STATED EXERCISE => Without the pictures, return all of the material exactly as written.

ENTRIES PROVIDED =>
::::

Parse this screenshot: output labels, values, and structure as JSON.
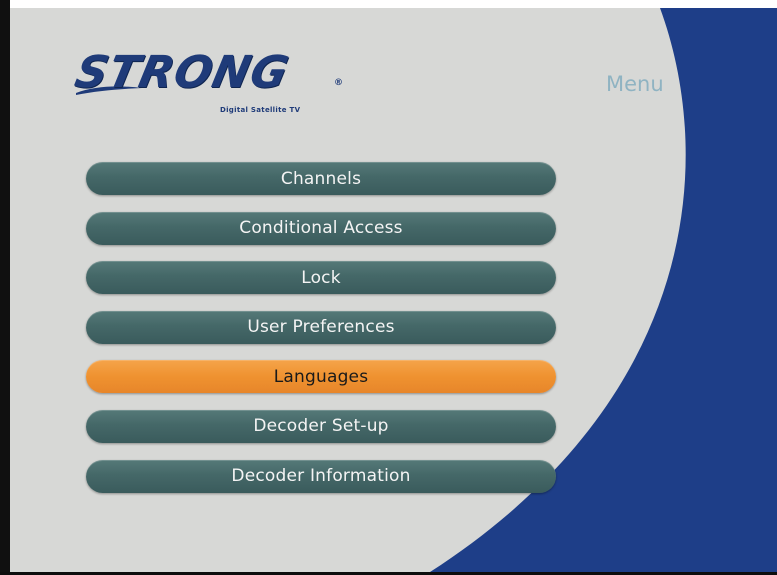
{
  "brand": {
    "logo_text": "STRONG",
    "registered_mark": "®",
    "tagline": "Digital Satellite TV"
  },
  "header": {
    "title": "Menu"
  },
  "menu": {
    "selected_index": 4,
    "items": [
      {
        "label": "Channels"
      },
      {
        "label": "Conditional Access"
      },
      {
        "label": "Lock"
      },
      {
        "label": "User Preferences"
      },
      {
        "label": "Languages"
      },
      {
        "label": "Decoder Set-up"
      },
      {
        "label": "Decoder Information"
      }
    ]
  },
  "colors": {
    "background": "#d7d8d6",
    "arc_blue": "#1e3e88",
    "item_normal": "#456868",
    "item_selected": "#ef9230",
    "title_text": "#8fb3c2",
    "logo": "#1f3b79"
  }
}
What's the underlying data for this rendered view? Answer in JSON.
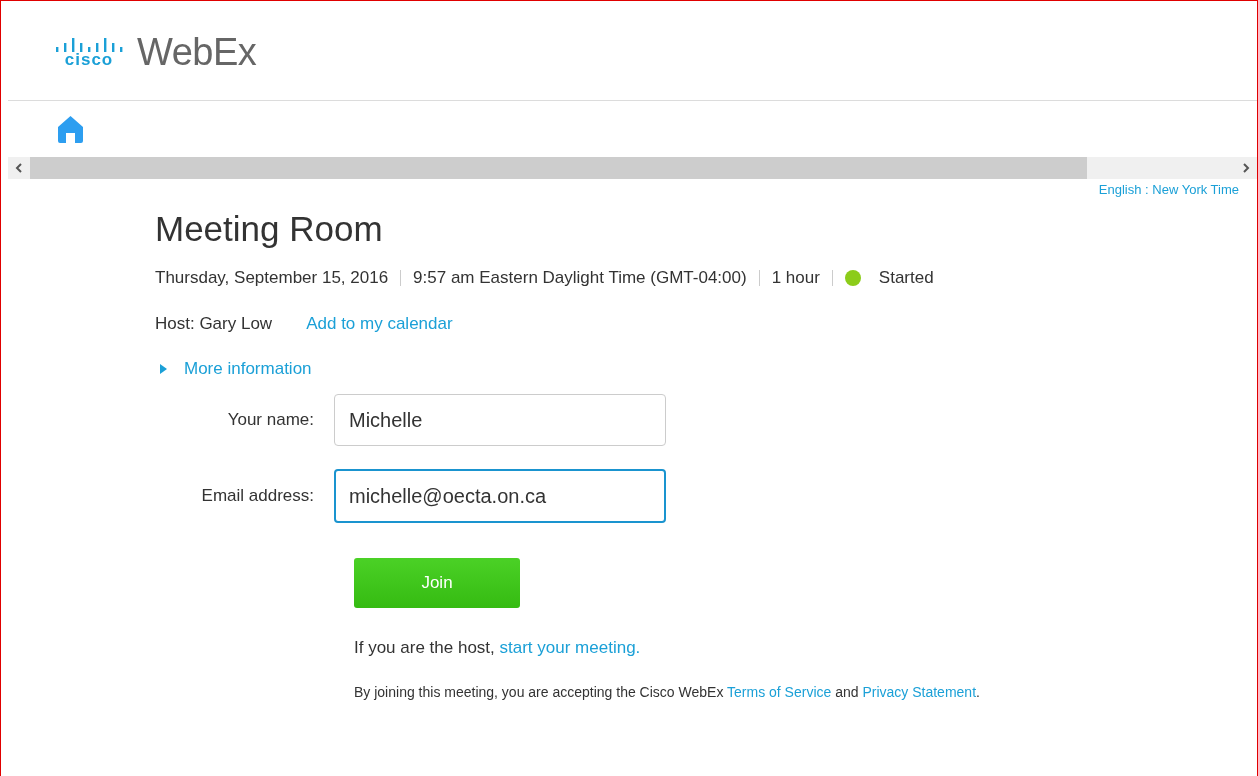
{
  "header": {
    "logo_mark": "cisco",
    "product": "WebEx"
  },
  "locale": "English : New York Time",
  "meeting": {
    "title": "Meeting Room",
    "details": [
      "Thursday, September 15, 2016",
      "9:57 am Eastern Daylight Time (GMT-04:00)",
      "1 hour"
    ],
    "status": {
      "label": "Started",
      "color": "#8ccc1a"
    },
    "host": "Host: Gary Low",
    "calendar_link": "Add to my calendar",
    "more_info": {
      "label": "More information",
      "expanded": false
    }
  },
  "form": {
    "fields": [
      {
        "label": "Your name:",
        "value": "Michelle",
        "focused": false
      },
      {
        "label": "Email address:",
        "value": "michelle@oecta.on.ca",
        "focused": true
      }
    ],
    "join_button": "Join",
    "host_note": {
      "text": "If you are the host, ",
      "link": "start your meeting."
    },
    "terms": {
      "prefix": "By joining this meeting, you are accepting the Cisco WebEx ",
      "terms_link": "Terms of Service",
      "middle": " and ",
      "privacy_link": "Privacy Statement",
      "suffix": "."
    }
  }
}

::::

ANSWER TO THE EXERCISE =>
Parse this screenshot: output labels, values, and structure as JSON.
{
  "brand": {
    "logo_text": "STRONG",
    "registered_mark": "®",
    "tagline": "Digital Satellite TV"
  },
  "header": {
    "title": "Menu"
  },
  "menu": {
    "selected_index": 4,
    "items": [
      {
        "label": "Channels"
      },
      {
        "label": "Conditional Access"
      },
      {
        "label": "Lock"
      },
      {
        "label": "User Preferences"
      },
      {
        "label": "Languages"
      },
      {
        "label": "Decoder Set-up"
      },
      {
        "label": "Decoder Information"
      }
    ]
  },
  "colors": {
    "background": "#d7d8d6",
    "arc_blue": "#1e3e88",
    "item_normal": "#456868",
    "item_selected": "#ef9230",
    "title_text": "#8fb3c2",
    "logo": "#1f3b79"
  }
}
What's the underlying data for this rendered view? Answer in JSON.
{
  "header": {
    "logo_mark": "cisco",
    "product": "WebEx"
  },
  "locale": "English : New York Time",
  "meeting": {
    "title": "Meeting Room",
    "details": [
      "Thursday, September 15, 2016",
      "9:57 am Eastern Daylight Time (GMT-04:00)",
      "1 hour"
    ],
    "status": {
      "label": "Started",
      "color": "#8ccc1a"
    },
    "host": "Host: Gary Low",
    "calendar_link": "Add to my calendar",
    "more_info": {
      "label": "More information",
      "expanded": false
    }
  },
  "form": {
    "fields": [
      {
        "label": "Your name:",
        "value": "Michelle",
        "focused": false
      },
      {
        "label": "Email address:",
        "value": "michelle@oecta.on.ca",
        "focused": true
      }
    ],
    "join_button": "Join",
    "host_note": {
      "text": "If you are the host, ",
      "link": "start your meeting."
    },
    "terms": {
      "prefix": "By joining this meeting, you are accepting the Cisco WebEx ",
      "terms_link": "Terms of Service",
      "middle": " and ",
      "privacy_link": "Privacy Statement",
      "suffix": "."
    }
  }
}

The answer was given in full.